SET EXERCISE: Take every line from the listing below that contains "name".

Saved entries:
(begin)

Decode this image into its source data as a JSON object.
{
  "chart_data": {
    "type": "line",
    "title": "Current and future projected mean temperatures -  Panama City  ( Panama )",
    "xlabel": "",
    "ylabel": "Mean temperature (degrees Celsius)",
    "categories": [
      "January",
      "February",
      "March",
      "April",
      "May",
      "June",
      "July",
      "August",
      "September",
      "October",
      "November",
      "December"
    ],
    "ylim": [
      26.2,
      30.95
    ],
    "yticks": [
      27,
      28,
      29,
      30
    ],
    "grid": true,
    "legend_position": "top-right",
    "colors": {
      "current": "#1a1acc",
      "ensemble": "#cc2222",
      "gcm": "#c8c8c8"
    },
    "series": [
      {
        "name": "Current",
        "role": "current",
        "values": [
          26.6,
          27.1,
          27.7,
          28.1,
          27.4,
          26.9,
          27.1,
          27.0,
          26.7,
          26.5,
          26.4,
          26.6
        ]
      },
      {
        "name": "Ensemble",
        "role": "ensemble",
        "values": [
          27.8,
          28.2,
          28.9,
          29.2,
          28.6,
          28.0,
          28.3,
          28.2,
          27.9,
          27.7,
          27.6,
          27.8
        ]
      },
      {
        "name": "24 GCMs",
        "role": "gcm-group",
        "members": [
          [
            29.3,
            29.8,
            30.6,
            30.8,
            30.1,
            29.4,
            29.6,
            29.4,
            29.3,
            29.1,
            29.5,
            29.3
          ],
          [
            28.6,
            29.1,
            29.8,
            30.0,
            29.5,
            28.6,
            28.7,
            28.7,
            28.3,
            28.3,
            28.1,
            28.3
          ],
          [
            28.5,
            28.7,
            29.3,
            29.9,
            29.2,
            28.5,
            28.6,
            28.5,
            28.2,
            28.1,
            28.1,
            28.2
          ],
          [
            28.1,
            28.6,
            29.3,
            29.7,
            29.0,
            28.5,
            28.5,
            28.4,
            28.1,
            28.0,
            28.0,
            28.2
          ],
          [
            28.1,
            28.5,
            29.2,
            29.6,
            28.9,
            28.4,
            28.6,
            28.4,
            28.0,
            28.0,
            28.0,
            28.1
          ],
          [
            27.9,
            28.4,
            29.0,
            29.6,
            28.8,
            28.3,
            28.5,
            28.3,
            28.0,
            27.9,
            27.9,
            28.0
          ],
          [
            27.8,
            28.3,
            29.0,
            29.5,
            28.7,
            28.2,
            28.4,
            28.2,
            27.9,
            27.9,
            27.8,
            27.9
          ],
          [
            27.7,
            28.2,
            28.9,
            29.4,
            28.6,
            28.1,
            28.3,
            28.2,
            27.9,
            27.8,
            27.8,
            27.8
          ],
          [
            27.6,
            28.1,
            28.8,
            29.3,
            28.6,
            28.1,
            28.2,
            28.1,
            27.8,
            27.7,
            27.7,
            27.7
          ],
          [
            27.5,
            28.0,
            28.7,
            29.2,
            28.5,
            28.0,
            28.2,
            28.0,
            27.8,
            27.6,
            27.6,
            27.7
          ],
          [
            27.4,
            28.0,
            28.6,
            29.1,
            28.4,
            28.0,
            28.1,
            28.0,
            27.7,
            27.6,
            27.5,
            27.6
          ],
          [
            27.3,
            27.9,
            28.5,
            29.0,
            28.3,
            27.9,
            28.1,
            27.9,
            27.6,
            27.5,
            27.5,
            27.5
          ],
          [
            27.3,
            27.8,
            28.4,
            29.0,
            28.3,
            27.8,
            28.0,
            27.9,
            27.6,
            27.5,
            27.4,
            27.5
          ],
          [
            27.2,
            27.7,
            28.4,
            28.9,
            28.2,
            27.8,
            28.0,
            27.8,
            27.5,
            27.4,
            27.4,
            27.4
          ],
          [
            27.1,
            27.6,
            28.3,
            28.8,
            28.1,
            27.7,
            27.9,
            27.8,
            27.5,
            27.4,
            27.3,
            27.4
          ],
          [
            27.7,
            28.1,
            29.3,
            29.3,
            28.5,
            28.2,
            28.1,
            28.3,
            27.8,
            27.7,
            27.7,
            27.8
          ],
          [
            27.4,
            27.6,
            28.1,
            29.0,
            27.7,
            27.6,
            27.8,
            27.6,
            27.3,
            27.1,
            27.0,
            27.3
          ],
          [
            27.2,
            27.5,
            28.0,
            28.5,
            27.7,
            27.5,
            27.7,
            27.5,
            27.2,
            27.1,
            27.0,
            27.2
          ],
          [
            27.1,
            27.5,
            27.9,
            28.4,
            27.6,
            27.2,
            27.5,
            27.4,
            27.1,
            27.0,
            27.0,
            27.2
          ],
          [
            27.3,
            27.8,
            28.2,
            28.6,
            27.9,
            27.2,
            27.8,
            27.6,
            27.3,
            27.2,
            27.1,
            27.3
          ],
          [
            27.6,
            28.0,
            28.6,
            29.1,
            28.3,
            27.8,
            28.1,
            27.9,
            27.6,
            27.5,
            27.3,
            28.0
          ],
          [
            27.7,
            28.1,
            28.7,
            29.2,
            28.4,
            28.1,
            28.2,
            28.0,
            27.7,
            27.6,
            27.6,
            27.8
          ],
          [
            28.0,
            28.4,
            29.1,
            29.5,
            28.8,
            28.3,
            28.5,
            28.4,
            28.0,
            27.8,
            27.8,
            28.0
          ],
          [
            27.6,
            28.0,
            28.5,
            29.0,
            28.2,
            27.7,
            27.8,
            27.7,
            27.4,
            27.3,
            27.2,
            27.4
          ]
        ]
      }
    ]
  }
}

(end)

CORRECT RESPONSE:
        "name": "Current",
        "name": "Ensemble",
        "name": "24 GCMs",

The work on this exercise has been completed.